- [Stated task]: Copy out, from the entries below, each line holding the string "maken".

- [Record list]:
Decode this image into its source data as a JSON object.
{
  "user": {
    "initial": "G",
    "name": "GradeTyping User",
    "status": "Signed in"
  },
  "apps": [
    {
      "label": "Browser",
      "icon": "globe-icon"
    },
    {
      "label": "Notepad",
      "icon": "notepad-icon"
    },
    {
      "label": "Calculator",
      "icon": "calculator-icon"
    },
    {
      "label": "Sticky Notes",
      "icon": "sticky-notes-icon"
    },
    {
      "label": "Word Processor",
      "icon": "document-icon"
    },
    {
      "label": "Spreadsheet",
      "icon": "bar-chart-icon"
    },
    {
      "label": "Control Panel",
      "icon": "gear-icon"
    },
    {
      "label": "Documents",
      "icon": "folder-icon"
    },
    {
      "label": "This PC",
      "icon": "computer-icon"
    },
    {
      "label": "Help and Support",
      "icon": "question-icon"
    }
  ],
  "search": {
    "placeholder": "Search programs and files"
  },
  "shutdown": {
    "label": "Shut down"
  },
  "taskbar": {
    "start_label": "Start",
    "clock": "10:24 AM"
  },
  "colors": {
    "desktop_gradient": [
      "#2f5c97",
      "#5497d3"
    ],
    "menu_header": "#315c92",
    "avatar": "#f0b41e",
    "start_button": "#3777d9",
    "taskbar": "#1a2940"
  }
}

==

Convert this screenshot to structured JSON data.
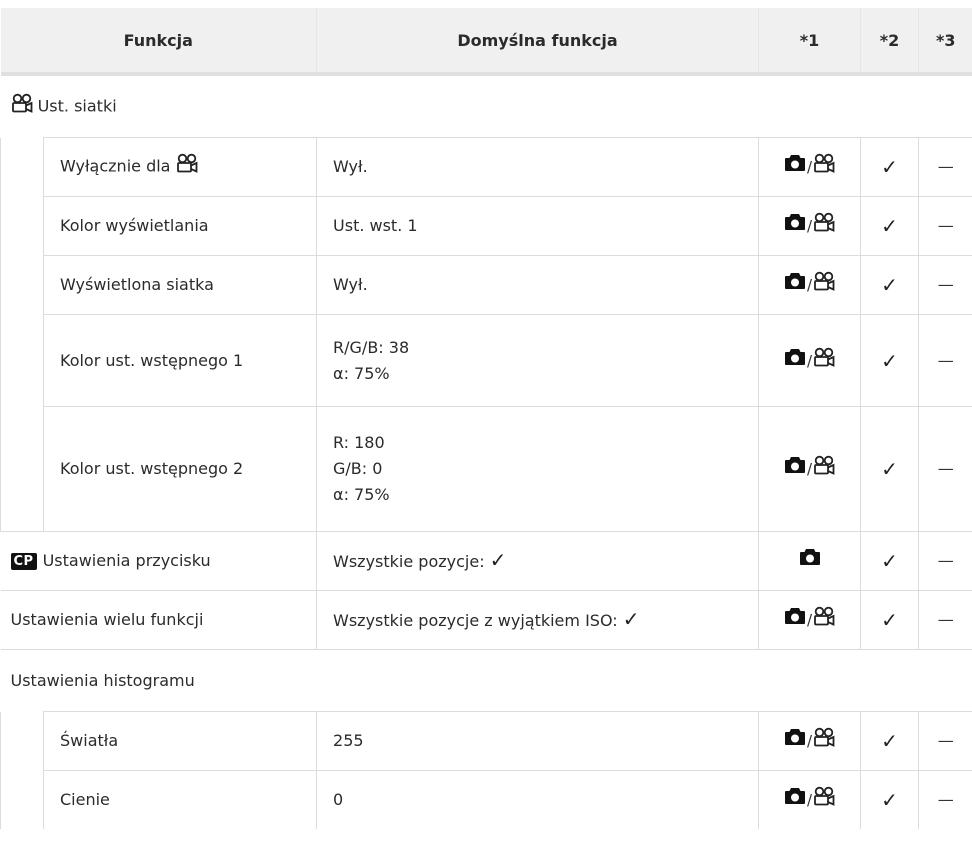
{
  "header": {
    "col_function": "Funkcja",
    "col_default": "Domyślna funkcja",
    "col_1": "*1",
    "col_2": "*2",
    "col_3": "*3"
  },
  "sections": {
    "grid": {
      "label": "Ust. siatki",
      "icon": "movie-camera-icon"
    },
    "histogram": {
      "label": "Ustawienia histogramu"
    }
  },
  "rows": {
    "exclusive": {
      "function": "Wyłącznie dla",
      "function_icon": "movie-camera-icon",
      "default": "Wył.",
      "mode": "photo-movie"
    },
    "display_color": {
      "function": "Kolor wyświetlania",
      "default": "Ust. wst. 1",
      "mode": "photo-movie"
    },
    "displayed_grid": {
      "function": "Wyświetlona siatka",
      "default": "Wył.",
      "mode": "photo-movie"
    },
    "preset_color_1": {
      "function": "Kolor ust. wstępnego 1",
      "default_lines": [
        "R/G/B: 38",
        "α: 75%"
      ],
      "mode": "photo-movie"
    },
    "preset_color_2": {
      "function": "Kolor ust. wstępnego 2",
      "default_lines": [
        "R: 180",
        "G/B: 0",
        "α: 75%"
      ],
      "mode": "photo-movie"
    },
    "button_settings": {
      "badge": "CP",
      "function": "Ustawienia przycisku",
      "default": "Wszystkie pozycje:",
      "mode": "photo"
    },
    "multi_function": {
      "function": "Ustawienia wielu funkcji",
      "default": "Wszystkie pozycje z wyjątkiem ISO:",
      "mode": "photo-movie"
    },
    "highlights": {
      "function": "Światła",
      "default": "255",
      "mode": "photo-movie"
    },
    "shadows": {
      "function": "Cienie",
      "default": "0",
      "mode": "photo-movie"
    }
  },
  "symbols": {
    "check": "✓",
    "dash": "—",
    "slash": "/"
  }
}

--

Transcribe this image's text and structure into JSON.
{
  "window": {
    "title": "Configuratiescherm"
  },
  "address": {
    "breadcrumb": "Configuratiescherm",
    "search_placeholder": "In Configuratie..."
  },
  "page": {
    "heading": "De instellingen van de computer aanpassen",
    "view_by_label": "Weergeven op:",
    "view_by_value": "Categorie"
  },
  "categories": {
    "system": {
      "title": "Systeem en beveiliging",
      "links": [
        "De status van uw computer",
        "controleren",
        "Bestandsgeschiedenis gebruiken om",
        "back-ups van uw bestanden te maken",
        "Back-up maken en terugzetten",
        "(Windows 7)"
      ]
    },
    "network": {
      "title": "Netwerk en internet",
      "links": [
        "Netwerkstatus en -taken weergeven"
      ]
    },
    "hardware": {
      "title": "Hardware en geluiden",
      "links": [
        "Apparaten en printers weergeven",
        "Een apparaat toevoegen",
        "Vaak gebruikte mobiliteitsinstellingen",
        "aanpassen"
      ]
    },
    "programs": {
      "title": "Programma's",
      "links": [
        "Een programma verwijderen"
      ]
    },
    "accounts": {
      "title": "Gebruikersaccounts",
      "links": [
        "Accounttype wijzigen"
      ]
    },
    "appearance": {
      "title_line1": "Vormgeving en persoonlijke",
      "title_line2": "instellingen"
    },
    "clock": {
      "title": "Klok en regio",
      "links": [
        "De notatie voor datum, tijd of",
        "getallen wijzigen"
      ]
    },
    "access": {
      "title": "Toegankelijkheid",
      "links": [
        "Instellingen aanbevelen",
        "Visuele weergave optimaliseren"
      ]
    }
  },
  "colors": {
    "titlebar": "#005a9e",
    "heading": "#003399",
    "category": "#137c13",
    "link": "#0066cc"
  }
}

- [Final result]:
        "back-ups van uw bestanden te maken",
        "Back-up maken en terugzetten",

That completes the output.